-- start of Data for the task --

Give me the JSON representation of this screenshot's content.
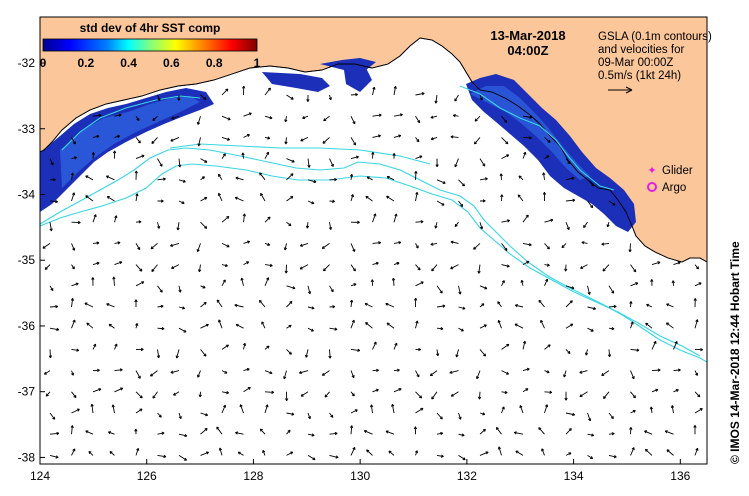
{
  "map": {
    "lon_range": [
      124,
      136.5
    ],
    "lat_range": [
      -38.1,
      -31.3
    ],
    "x_ticks": [
      "124",
      "126",
      "128",
      "130",
      "132",
      "134",
      "136"
    ],
    "y_ticks": [
      "-32",
      "-33",
      "-34",
      "-35",
      "-36",
      "-37",
      "-38"
    ],
    "colors": {
      "land": "#fbc69a",
      "water": "#ffffff",
      "sst_dark": "#1c2fb8",
      "sst_mid": "#2e62e0",
      "contour": "#38d6e4",
      "arrow": "#000000",
      "marker": "#e020e0"
    }
  },
  "colorbar": {
    "title": "std dev of 4hr SST comp",
    "ticks": [
      "0",
      "0.2",
      "0.4",
      "0.6",
      "0.8",
      "1"
    ],
    "colors": [
      "#00008f",
      "#0000ff",
      "#0080ff",
      "#00ffff",
      "#80ff80",
      "#ffff00",
      "#ff8000",
      "#ff0000",
      "#800000"
    ]
  },
  "timestamp": {
    "date": "13-Mar-2018",
    "time": "04:00Z"
  },
  "info": {
    "line1": "GSLA (0.1m contours)",
    "line2": "and velocities for",
    "line3": "09-Mar 00:00Z",
    "line4": "0.5m/s (1kt 24h)"
  },
  "legend": {
    "glider": "Glider",
    "argo": "Argo"
  },
  "credit": "© IMOS 14-Mar-2018 12:44 Hobart Time"
}
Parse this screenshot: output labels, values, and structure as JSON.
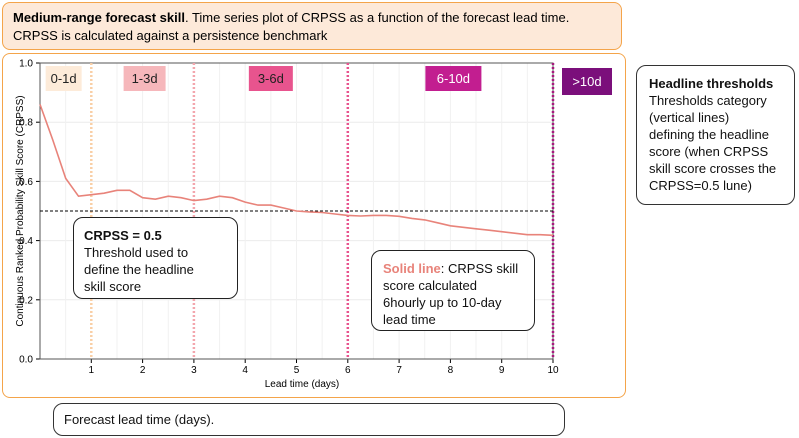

-- end of Data for the task --

* [Exercise brief]: Scan the records above, count the lines with "this" in them, and give only the number.

* [Solved exercise]: 2